- **Exercise directions**:
Pick every line with "Bazila" from the material below.

(Stored dataset items)
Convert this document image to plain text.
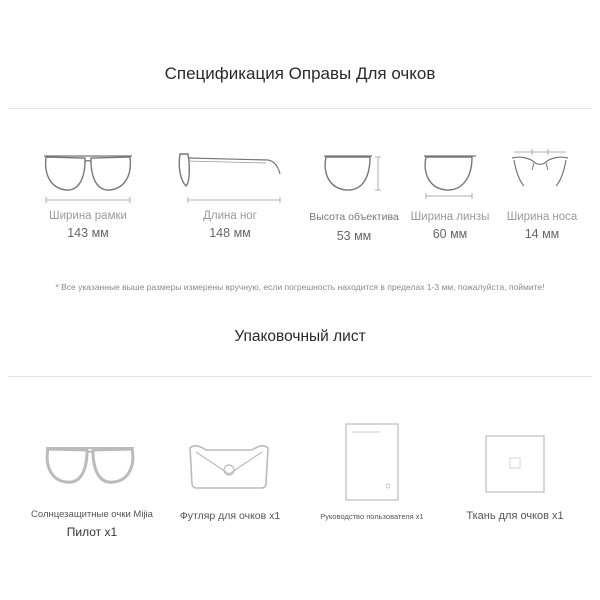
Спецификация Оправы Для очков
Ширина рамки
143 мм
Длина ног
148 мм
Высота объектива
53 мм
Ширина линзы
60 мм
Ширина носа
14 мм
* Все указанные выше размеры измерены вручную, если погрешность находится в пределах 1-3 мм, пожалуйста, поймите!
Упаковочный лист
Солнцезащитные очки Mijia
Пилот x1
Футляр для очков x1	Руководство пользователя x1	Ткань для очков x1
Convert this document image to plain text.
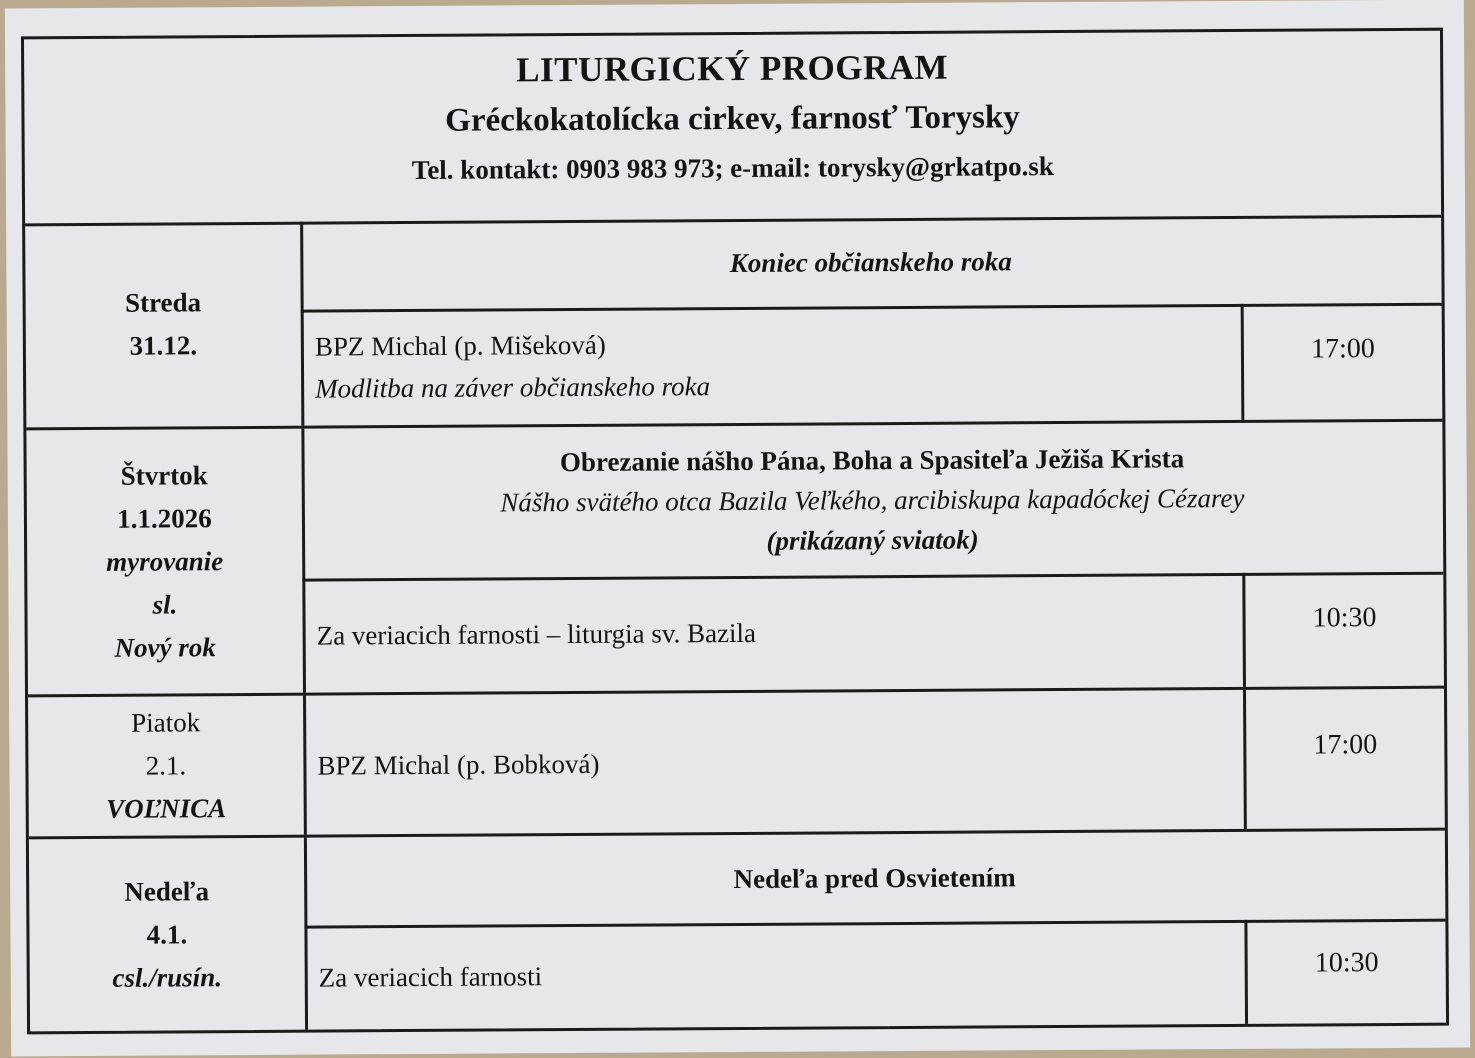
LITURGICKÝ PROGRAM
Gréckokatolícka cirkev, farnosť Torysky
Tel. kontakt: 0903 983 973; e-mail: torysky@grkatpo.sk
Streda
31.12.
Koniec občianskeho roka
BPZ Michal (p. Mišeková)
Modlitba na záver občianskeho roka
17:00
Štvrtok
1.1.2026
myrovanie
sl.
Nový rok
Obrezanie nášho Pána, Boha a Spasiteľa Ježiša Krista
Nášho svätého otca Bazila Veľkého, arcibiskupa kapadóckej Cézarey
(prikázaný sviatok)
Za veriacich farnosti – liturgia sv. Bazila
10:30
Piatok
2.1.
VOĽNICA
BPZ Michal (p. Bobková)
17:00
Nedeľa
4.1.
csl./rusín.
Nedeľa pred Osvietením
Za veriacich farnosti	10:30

...

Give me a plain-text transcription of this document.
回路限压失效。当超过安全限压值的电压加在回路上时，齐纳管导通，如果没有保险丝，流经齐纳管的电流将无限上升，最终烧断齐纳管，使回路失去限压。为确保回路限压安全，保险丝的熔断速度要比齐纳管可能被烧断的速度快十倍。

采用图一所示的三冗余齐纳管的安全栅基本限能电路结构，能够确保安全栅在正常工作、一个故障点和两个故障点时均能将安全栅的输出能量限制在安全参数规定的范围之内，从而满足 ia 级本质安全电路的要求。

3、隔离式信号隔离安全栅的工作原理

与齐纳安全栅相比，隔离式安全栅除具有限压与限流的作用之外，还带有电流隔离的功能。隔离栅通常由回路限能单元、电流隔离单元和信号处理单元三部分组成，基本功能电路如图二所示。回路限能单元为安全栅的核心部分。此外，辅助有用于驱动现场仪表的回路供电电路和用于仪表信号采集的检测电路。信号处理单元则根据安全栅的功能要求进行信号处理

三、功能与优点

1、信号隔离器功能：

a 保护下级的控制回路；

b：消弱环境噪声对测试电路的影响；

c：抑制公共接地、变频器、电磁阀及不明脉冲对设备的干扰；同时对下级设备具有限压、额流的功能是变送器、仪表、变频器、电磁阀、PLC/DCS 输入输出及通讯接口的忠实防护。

- **Answer to this task**:
Nášho svätého otca Bazila Veľkého, arcibiskupa kapadóckej Cézarey
Za veriacich farnosti – liturgia sv. Bazila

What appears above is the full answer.